- WORK TO DO
Can you transcribe every record below exactly as it appears?

- SUPPLIED RECORDS
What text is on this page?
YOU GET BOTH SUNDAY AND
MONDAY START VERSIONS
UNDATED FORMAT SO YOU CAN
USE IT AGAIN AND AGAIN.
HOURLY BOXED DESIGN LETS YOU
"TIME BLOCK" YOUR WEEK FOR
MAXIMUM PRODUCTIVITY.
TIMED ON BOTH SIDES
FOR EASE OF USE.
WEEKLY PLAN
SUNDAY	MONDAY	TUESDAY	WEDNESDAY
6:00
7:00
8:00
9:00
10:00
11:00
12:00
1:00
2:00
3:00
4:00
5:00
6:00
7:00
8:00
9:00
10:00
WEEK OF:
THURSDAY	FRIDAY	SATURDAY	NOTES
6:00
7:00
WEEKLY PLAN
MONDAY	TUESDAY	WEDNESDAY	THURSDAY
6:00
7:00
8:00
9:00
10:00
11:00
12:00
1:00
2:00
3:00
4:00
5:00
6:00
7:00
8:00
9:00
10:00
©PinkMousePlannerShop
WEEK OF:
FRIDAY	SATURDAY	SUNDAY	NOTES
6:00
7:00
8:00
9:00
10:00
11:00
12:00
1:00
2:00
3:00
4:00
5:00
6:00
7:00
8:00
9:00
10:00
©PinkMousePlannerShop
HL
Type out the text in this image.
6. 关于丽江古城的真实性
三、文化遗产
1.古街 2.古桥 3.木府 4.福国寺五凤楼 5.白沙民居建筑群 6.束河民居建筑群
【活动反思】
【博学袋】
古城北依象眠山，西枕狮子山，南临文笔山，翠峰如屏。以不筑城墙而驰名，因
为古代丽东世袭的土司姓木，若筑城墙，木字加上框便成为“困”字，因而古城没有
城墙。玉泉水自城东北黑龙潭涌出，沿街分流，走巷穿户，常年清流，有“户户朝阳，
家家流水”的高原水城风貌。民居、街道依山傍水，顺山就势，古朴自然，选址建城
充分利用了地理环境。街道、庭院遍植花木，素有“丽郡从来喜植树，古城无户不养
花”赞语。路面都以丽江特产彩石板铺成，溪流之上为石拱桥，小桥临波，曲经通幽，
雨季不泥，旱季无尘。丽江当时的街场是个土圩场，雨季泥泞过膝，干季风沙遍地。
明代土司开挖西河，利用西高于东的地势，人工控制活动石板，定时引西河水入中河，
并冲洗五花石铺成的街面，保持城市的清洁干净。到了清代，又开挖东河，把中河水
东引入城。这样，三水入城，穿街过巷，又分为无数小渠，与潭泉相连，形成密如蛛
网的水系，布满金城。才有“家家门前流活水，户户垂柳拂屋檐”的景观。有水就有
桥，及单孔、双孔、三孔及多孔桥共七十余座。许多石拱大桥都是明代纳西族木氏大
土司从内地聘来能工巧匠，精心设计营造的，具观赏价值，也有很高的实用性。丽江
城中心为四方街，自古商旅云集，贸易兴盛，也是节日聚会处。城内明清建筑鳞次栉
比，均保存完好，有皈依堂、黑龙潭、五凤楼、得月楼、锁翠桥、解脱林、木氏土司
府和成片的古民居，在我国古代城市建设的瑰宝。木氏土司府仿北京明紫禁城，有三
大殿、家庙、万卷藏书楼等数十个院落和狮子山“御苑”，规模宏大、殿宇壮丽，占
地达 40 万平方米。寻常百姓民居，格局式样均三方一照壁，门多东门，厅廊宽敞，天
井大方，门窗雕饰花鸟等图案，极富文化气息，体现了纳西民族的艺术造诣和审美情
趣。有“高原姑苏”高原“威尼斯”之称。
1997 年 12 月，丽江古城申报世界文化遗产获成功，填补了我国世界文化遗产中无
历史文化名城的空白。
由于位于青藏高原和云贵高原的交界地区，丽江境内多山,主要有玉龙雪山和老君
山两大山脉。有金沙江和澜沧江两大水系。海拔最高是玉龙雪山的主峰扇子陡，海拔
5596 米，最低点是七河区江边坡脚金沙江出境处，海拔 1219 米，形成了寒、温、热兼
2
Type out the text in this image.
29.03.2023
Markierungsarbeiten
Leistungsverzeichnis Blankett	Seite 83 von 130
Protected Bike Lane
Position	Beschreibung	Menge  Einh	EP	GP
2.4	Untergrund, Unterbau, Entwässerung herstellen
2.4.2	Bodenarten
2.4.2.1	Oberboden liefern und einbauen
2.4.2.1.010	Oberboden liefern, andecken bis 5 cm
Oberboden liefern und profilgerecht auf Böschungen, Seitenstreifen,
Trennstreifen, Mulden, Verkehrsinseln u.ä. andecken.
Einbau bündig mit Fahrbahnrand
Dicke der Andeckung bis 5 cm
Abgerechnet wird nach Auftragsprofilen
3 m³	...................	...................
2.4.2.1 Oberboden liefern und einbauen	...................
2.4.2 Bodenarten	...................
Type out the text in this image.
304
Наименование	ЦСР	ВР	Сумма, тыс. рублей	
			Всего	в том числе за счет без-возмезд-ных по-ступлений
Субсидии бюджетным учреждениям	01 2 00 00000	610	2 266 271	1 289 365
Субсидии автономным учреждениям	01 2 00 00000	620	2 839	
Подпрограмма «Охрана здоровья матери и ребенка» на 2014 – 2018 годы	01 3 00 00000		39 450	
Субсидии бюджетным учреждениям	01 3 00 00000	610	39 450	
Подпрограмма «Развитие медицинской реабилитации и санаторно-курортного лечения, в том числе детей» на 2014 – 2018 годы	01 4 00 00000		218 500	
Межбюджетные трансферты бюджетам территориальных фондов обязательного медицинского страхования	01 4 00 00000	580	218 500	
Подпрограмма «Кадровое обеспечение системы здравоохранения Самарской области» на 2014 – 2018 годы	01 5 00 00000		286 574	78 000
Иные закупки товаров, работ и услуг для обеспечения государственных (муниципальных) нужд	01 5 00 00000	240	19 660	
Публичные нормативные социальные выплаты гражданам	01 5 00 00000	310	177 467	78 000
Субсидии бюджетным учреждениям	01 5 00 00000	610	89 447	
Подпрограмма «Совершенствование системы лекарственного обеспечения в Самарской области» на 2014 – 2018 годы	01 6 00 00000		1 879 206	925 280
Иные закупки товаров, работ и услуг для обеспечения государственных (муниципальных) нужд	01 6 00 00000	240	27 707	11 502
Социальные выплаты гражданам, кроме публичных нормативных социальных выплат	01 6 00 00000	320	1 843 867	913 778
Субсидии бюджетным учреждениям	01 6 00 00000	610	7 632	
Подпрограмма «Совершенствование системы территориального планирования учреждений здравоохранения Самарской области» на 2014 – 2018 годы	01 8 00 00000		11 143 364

- COMPLETED TASK
What text is on this page?
YOU GET BOTH SUNDAY AND
MONDAY START VERSIONS
UNDATED FORMAT SO YOU CAN
USE IT AGAIN AND AGAIN.
HOURLY BOXED DESIGN LETS YOU
"TIME BLOCK" YOUR WEEK FOR
MAXIMUM PRODUCTIVITY.
TIMED ON BOTH SIDES
FOR EASE OF USE.
WEEKLY PLAN
SUNDAY	MONDAY	TUESDAY	WEDNESDAY
6:00
7:00
8:00
9:00
10:00
11:00
12:00
1:00
2:00
3:00
4:00
5:00
6:00
7:00
8:00
9:00
10:00
WEEK OF:
THURSDAY	FRIDAY	SATURDAY	NOTES
6:00
7:00
WEEKLY PLAN
MONDAY	TUESDAY	WEDNESDAY	THURSDAY
6:00
7:00
8:00
9:00
10:00
11:00
12:00
1:00
2:00
3:00
4:00
5:00
6:00
7:00
8:00
9:00
10:00
©PinkMousePlannerShop
WEEK OF:
FRIDAY	SATURDAY	SUNDAY	NOTES
6:00
7:00
8:00
9:00
10:00
11:00
12:00
1:00
2:00
3:00
4:00
5:00
6:00
7:00
8:00
9:00
10:00
©PinkMousePlannerShop
HL
Type out the text in this image.
6. 关于丽江古城的真实性
三、文化遗产
1.古街 2.古桥 3.木府 4.福国寺五凤楼 5.白沙民居建筑群 6.束河民居建筑群
【活动反思】
【博学袋】
古城北依象眠山，西枕狮子山，南临文笔山，翠峰如屏。以不筑城墙而驰名，因
为古代丽东世袭的土司姓木，若筑城墙，木字加上框便成为“困”字，因而古城没有
城墙。玉泉水自城东北黑龙潭涌出，沿街分流，走巷穿户，常年清流，有“户户朝阳，
家家流水”的高原水城风貌。民居、街道依山傍水，顺山就势，古朴自然，选址建城
充分利用了地理环境。街道、庭院遍植花木，素有“丽郡从来喜植树，古城无户不养
花”赞语。路面都以丽江特产彩石板铺成，溪流之上为石拱桥，小桥临波，曲经通幽，
雨季不泥，旱季无尘。丽江当时的街场是个土圩场，雨季泥泞过膝，干季风沙遍地。
明代土司开挖西河，利用西高于东的地势，人工控制活动石板，定时引西河水入中河，
并冲洗五花石铺成的街面，保持城市的清洁干净。到了清代，又开挖东河，把中河水
东引入城。这样，三水入城，穿街过巷，又分为无数小渠，与潭泉相连，形成密如蛛
网的水系，布满金城。才有“家家门前流活水，户户垂柳拂屋檐”的景观。有水就有
桥，及单孔、双孔、三孔及多孔桥共七十余座。许多石拱大桥都是明代纳西族木氏大
土司从内地聘来能工巧匠，精心设计营造的，具观赏价值，也有很高的实用性。丽江
城中心为四方街，自古商旅云集，贸易兴盛，也是节日聚会处。城内明清建筑鳞次栉
比，均保存完好，有皈依堂、黑龙潭、五凤楼、得月楼、锁翠桥、解脱林、木氏土司
府和成片的古民居，在我国古代城市建设的瑰宝。木氏土司府仿北京明紫禁城，有三
大殿、家庙、万卷藏书楼等数十个院落和狮子山“御苑”，规模宏大、殿宇壮丽，占
地达 40 万平方米。寻常百姓民居，格局式样均三方一照壁，门多东门，厅廊宽敞，天
井大方，门窗雕饰花鸟等图案，极富文化气息，体现了纳西民族的艺术造诣和审美情
趣。有“高原姑苏”高原“威尼斯”之称。
1997 年 12 月，丽江古城申报世界文化遗产获成功，填补了我国世界文化遗产中无
历史文化名城的空白。
由于位于青藏高原和云贵高原的交界地区，丽江境内多山,主要有玉龙雪山和老君
山两大山脉。有金沙江和澜沧江两大水系。海拔最高是玉龙雪山的主峰扇子陡，海拔
5596 米，最低点是七河区江边坡脚金沙江出境处，海拔 1219 米，形成了寒、温、热兼
2
Type out the text in this image.
29.03.2023
Markierungsarbeiten
Leistungsverzeichnis Blankett	Seite 83 von 130
Protected Bike Lane
Position	Beschreibung	Menge  Einh	EP	GP
2.4	Untergrund, Unterbau, Entwässerung herstellen
2.4.2	Bodenarten
2.4.2.1	Oberboden liefern und einbauen
2.4.2.1.010	Oberboden liefern, andecken bis 5 cm
Oberboden liefern und profilgerecht auf Böschungen, Seitenstreifen,
Trennstreifen, Mulden, Verkehrsinseln u.ä. andecken.
Einbau bündig mit Fahrbahnrand
Dicke der Andeckung bis 5 cm
Abgerechnet wird nach Auftragsprofilen
3 m³	...................	...................
2.4.2.1 Oberboden liefern und einbauen	...................
2.4.2 Bodenarten	...................
Type out the text in this image.
304
Наименование	ЦСР	ВР	Сумма, тыс. рублей	
			Всего	в том числе за счет без-возмезд-ных по-ступлений
Субсидии бюджетным учреждениям	01 2 00 00000	610	2 266 271	1 289 365
Субсидии автономным учреждениям	01 2 00 00000	620	2 839	
Подпрограмма «Охрана здоровья матери и ребенка» на 2014 – 2018 годы	01 3 00 00000		39 450	
Субсидии бюджетным учреждениям	01 3 00 00000	610	39 450	
Подпрограмма «Развитие медицинской реабилитации и санаторно-курортного лечения, в том числе детей» на 2014 – 2018 годы	01 4 00 00000		218 500	
Межбюджетные трансферты бюджетам территориальных фондов обязательного медицинского страхования	01 4 00 00000	580	218 500	
Подпрограмма «Кадровое обеспечение системы здравоохранения Самарской области» на 2014 – 2018 годы	01 5 00 00000		286 574	78 000
Иные закупки товаров, работ и услуг для обеспечения государственных (муниципальных) нужд	01 5 00 00000	240	19 660	
Публичные нормативные социальные выплаты гражданам	01 5 00 00000	310	177 467	78 000
Субсидии бюджетным учреждениям	01 5 00 00000	610	89 447	
Подпрограмма «Совершенствование системы лекарственного обеспечения в Самарской области» на 2014 – 2018 годы	01 6 00 00000		1 879 206	925 280
Иные закупки товаров, работ и услуг для обеспечения государственных (муниципальных) нужд	01 6 00 00000	240	27 707	11 502
Социальные выплаты гражданам, кроме публичных нормативных социальных выплат	01 6 00 00000	320	1 843 867	913 778
Субсидии бюджетным учреждениям	01 6 00 00000	610	7 632	
Подпрограмма «Совершенствование системы территориального планирования учреждений здравоохранения Самарской области» на 2014 – 2018 годы	01 8 00 00000		11 143 364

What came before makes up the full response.